Extract the listing in its entirety, keeping each line identical to the original.
— START INFORMATION SUPPLIED —
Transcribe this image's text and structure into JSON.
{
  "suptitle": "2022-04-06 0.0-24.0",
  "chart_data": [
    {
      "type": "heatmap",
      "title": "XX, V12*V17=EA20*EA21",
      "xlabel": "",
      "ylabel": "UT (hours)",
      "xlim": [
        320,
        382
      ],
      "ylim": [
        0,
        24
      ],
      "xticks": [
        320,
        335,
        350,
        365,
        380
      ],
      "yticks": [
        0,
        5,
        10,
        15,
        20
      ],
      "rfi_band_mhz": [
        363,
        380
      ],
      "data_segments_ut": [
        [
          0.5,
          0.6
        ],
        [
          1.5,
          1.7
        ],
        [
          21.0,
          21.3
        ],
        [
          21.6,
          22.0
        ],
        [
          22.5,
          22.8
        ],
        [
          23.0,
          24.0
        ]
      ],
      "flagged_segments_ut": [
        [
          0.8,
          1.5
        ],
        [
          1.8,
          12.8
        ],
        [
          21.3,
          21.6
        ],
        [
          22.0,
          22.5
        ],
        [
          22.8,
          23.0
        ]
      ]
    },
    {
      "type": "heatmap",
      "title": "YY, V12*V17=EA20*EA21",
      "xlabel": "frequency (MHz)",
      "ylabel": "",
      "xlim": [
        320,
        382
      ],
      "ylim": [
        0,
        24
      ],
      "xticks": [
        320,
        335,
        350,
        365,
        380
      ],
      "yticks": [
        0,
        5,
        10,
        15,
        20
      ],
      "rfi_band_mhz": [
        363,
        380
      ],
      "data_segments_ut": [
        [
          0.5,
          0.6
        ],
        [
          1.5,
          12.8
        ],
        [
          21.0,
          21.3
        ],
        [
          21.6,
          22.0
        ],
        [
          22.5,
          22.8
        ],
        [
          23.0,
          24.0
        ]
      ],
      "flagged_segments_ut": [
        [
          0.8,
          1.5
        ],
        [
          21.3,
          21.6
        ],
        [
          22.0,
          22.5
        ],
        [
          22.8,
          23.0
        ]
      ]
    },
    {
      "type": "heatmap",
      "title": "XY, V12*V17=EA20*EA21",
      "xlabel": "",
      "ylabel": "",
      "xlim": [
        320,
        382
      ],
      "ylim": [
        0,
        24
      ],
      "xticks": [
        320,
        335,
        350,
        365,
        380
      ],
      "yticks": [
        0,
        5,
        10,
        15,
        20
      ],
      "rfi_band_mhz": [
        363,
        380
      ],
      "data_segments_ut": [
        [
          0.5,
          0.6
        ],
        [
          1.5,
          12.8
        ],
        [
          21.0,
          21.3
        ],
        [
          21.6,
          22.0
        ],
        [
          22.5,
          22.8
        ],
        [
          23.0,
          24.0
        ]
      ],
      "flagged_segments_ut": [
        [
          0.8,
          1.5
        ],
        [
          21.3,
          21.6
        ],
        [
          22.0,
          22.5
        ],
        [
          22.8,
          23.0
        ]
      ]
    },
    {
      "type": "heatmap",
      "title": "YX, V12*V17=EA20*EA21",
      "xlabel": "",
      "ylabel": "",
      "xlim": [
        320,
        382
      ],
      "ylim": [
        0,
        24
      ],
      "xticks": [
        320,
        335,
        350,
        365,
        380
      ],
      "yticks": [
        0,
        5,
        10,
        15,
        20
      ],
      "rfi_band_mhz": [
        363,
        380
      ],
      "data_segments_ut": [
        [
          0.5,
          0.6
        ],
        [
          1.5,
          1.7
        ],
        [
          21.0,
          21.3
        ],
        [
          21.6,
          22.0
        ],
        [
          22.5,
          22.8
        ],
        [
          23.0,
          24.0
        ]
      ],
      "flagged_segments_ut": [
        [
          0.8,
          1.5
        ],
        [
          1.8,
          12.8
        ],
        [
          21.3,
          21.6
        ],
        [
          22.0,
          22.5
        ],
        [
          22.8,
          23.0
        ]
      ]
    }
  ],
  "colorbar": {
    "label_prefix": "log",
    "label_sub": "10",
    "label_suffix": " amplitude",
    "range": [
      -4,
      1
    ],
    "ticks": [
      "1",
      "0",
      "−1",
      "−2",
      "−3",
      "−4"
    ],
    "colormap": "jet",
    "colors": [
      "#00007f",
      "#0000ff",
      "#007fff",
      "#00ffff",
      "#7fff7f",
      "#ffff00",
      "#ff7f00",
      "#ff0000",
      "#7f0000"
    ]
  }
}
— END INFORMATION SUPPLIED —
▶ **ANSWER TO THIS TASK**
Transcribe this image's text and structure into JSON.
{
  "suptitle": "2022-04-06 0.0-24.0",
  "chart_data": [
    {
      "type": "heatmap",
      "title": "XX, V12*V17=EA20*EA21",
      "xlabel": "",
      "ylabel": "UT (hours)",
      "xlim": [
        320,
        382
      ],
      "ylim": [
        0,
        24
      ],
      "xticks": [
        320,
        335,
        350,
        365,
        380
      ],
      "yticks": [
        0,
        5,
        10,
        15,
        20
      ],
      "rfi_band_mhz": [
        363,
        380
      ],
      "data_segments_ut": [
        [
          0.5,
          0.6
        ],
        [
          1.5,
          1.7
        ],
        [
          21.0,
          21.3
        ],
        [
          21.6,
          22.0
        ],
        [
          22.5,
          22.8
        ],
        [
          23.0,
          24.0
        ]
      ],
      "flagged_segments_ut": [
        [
          0.8,
          1.5
        ],
        [
          1.8,
          12.8
        ],
        [
          21.3,
          21.6
        ],
        [
          22.0,
          22.5
        ],
        [
          22.8,
          23.0
        ]
      ]
    },
    {
      "type": "heatmap",
      "title": "YY, V12*V17=EA20*EA21",
      "xlabel": "frequency (MHz)",
      "ylabel": "",
      "xlim": [
        320,
        382
      ],
      "ylim": [
        0,
        24
      ],
      "xticks": [
        320,
        335,
        350,
        365,
        380
      ],
      "yticks": [
        0,
        5,
        10,
        15,
        20
      ],
      "rfi_band_mhz": [
        363,
        380
      ],
      "data_segments_ut": [
        [
          0.5,
          0.6
        ],
        [
          1.5,
          12.8
        ],
        [
          21.0,
          21.3
        ],
        [
          21.6,
          22.0
        ],
        [
          22.5,
          22.8
        ],
        [
          23.0,
          24.0
        ]
      ],
      "flagged_segments_ut": [
        [
          0.8,
          1.5
        ],
        [
          21.3,
          21.6
        ],
        [
          22.0,
          22.5
        ],
        [
          22.8,
          23.0
        ]
      ]
    },
    {
      "type": "heatmap",
      "title": "XY, V12*V17=EA20*EA21",
      "xlabel": "",
      "ylabel": "",
      "xlim": [
        320,
        382
      ],
      "ylim": [
        0,
        24
      ],
      "xticks": [
        320,
        335,
        350,
        365,
        380
      ],
      "yticks": [
        0,
        5,
        10,
        15,
        20
      ],
      "rfi_band_mhz": [
        363,
        380
      ],
      "data_segments_ut": [
        [
          0.5,
          0.6
        ],
        [
          1.5,
          12.8
        ],
        [
          21.0,
          21.3
        ],
        [
          21.6,
          22.0
        ],
        [
          22.5,
          22.8
        ],
        [
          23.0,
          24.0
        ]
      ],
      "flagged_segments_ut": [
        [
          0.8,
          1.5
        ],
        [
          21.3,
          21.6
        ],
        [
          22.0,
          22.5
        ],
        [
          22.8,
          23.0
        ]
      ]
    },
    {
      "type": "heatmap",
      "title": "YX, V12*V17=EA20*EA21",
      "xlabel": "",
      "ylabel": "",
      "xlim": [
        320,
        382
      ],
      "ylim": [
        0,
        24
      ],
      "xticks": [
        320,
        335,
        350,
        365,
        380
      ],
      "yticks": [
        0,
        5,
        10,
        15,
        20
      ],
      "rfi_band_mhz": [
        363,
        380
      ],
      "data_segments_ut": [
        [
          0.5,
          0.6
        ],
        [
          1.5,
          1.7
        ],
        [
          21.0,
          21.3
        ],
        [
          21.6,
          22.0
        ],
        [
          22.5,
          22.8
        ],
        [
          23.0,
          24.0
        ]
      ],
      "flagged_segments_ut": [
        [
          0.8,
          1.5
        ],
        [
          1.8,
          12.8
        ],
        [
          21.3,
          21.6
        ],
        [
          22.0,
          22.5
        ],
        [
          22.8,
          23.0
        ]
      ]
    }
  ],
  "colorbar": {
    "label_prefix": "log",
    "label_sub": "10",
    "label_suffix": " amplitude",
    "range": [
      -4,
      1
    ],
    "ticks": [
      "1",
      "0",
      "−1",
      "−2",
      "−3",
      "−4"
    ],
    "colormap": "jet",
    "colors": [
      "#00007f",
      "#0000ff",
      "#007fff",
      "#00ffff",
      "#7fff7f",
      "#ffff00",
      "#ff7f00",
      "#ff0000",
      "#7f0000"
    ]
  }
}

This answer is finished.